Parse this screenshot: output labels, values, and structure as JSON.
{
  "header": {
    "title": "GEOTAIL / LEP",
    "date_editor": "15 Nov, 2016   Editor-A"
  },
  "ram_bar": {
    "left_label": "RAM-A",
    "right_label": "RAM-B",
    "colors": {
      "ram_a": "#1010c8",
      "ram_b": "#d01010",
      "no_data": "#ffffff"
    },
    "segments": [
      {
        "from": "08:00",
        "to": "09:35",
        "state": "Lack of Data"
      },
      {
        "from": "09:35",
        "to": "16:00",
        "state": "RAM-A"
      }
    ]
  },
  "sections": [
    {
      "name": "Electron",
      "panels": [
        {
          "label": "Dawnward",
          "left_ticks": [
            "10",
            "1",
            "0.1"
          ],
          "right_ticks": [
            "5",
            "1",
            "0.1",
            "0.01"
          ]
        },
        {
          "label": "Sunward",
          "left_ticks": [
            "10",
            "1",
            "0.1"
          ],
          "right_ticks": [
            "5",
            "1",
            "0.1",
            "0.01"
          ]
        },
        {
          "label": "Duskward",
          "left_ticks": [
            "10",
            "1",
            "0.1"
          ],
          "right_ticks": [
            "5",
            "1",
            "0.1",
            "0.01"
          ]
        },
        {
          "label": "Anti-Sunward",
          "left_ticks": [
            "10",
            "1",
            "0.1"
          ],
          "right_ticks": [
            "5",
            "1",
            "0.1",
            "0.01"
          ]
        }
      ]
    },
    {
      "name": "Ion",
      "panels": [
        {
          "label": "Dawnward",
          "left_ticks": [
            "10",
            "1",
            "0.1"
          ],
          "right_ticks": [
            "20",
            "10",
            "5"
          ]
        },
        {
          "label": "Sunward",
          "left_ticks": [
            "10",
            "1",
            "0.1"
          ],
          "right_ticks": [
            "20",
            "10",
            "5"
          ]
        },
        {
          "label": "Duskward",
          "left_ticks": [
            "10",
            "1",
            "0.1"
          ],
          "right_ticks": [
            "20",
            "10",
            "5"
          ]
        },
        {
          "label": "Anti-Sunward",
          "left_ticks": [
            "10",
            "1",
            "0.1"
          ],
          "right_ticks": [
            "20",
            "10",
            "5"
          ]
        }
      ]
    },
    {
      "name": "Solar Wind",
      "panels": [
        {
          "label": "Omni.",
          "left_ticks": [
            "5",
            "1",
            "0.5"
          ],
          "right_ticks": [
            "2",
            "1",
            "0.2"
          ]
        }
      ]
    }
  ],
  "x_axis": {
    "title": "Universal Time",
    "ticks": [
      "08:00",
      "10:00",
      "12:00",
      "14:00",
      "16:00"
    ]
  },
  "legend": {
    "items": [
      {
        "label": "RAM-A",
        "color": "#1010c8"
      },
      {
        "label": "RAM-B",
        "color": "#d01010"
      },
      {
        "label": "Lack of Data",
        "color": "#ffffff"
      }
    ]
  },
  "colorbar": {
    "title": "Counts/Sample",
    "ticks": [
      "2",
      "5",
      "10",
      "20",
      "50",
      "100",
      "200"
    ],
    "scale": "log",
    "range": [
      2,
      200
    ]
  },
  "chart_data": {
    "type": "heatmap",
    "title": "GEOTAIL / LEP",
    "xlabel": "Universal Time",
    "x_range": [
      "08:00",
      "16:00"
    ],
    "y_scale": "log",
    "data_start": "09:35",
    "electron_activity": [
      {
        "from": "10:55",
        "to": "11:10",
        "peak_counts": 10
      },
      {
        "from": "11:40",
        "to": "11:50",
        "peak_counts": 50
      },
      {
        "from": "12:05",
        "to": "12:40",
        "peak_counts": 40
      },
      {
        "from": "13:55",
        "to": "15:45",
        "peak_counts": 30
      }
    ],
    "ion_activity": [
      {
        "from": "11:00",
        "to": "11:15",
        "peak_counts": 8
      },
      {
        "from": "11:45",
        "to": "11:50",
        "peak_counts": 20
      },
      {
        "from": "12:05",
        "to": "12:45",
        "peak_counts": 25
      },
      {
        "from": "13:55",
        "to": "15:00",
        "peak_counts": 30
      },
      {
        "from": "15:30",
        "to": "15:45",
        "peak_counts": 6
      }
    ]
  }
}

**Task prompt**
Repeat every entry word for word.

**Reply to the task**
Parse this screenshot: output labels, values, and structure as JSON.
{
  "header": {
    "title": "GEOTAIL / LEP",
    "date_editor": "15 Nov, 2016   Editor-A"
  },
  "ram_bar": {
    "left_label": "RAM-A",
    "right_label": "RAM-B",
    "colors": {
      "ram_a": "#1010c8",
      "ram_b": "#d01010",
      "no_data": "#ffffff"
    },
    "segments": [
      {
        "from": "08:00",
        "to": "09:35",
        "state": "Lack of Data"
      },
      {
        "from": "09:35",
        "to": "16:00",
        "state": "RAM-A"
      }
    ]
  },
  "sections": [
    {
      "name": "Electron",
      "panels": [
        {
          "label": "Dawnward",
          "left_ticks": [
            "10",
            "1",
            "0.1"
          ],
          "right_ticks": [
            "5",
            "1",
            "0.1",
            "0.01"
          ]
        },
        {
          "label": "Sunward",
          "left_ticks": [
            "10",
            "1",
            "0.1"
          ],
          "right_ticks": [
            "5",
            "1",
            "0.1",
            "0.01"
          ]
        },
        {
          "label": "Duskward",
          "left_ticks": [
            "10",
            "1",
            "0.1"
          ],
          "right_ticks": [
            "5",
            "1",
            "0.1",
            "0.01"
          ]
        },
        {
          "label": "Anti-Sunward",
          "left_ticks": [
            "10",
            "1",
            "0.1"
          ],
          "right_ticks": [
            "5",
            "1",
            "0.1",
            "0.01"
          ]
        }
      ]
    },
    {
      "name": "Ion",
      "panels": [
        {
          "label": "Dawnward",
          "left_ticks": [
            "10",
            "1",
            "0.1"
          ],
          "right_ticks": [
            "20",
            "10",
            "5"
          ]
        },
        {
          "label": "Sunward",
          "left_ticks": [
            "10",
            "1",
            "0.1"
          ],
          "right_ticks": [
            "20",
            "10",
            "5"
          ]
        },
        {
          "label": "Duskward",
          "left_ticks": [
            "10",
            "1",
            "0.1"
          ],
          "right_ticks": [
            "20",
            "10",
            "5"
          ]
        },
        {
          "label": "Anti-Sunward",
          "left_ticks": [
            "10",
            "1",
            "0.1"
          ],
          "right_ticks": [
            "20",
            "10",
            "5"
          ]
        }
      ]
    },
    {
      "name": "Solar Wind",
      "panels": [
        {
          "label": "Omni.",
          "left_ticks": [
            "5",
            "1",
            "0.5"
          ],
          "right_ticks": [
            "2",
            "1",
            "0.2"
          ]
        }
      ]
    }
  ],
  "x_axis": {
    "title": "Universal Time",
    "ticks": [
      "08:00",
      "10:00",
      "12:00",
      "14:00",
      "16:00"
    ]
  },
  "legend": {
    "items": [
      {
        "label": "RAM-A",
        "color": "#1010c8"
      },
      {
        "label": "RAM-B",
        "color": "#d01010"
      },
      {
        "label": "Lack of Data",
        "color": "#ffffff"
      }
    ]
  },
  "colorbar": {
    "title": "Counts/Sample",
    "ticks": [
      "2",
      "5",
      "10",
      "20",
      "50",
      "100",
      "200"
    ],
    "scale": "log",
    "range": [
      2,
      200
    ]
  },
  "chart_data": {
    "type": "heatmap",
    "title": "GEOTAIL / LEP",
    "xlabel": "Universal Time",
    "x_range": [
      "08:00",
      "16:00"
    ],
    "y_scale": "log",
    "data_start": "09:35",
    "electron_activity": [
      {
        "from": "10:55",
        "to": "11:10",
        "peak_counts": 10
      },
      {
        "from": "11:40",
        "to": "11:50",
        "peak_counts": 50
      },
      {
        "from": "12:05",
        "to": "12:40",
        "peak_counts": 40
      },
      {
        "from": "13:55",
        "to": "15:45",
        "peak_counts": 30
      }
    ],
    "ion_activity": [
      {
        "from": "11:00",
        "to": "11:15",
        "peak_counts": 8
      },
      {
        "from": "11:45",
        "to": "11:50",
        "peak_counts": 20
      },
      {
        "from": "12:05",
        "to": "12:45",
        "peak_counts": 25
      },
      {
        "from": "13:55",
        "to": "15:00",
        "peak_counts": 30
      },
      {
        "from": "15:30",
        "to": "15:45",
        "peak_counts": 6
      }
    ]
  }
}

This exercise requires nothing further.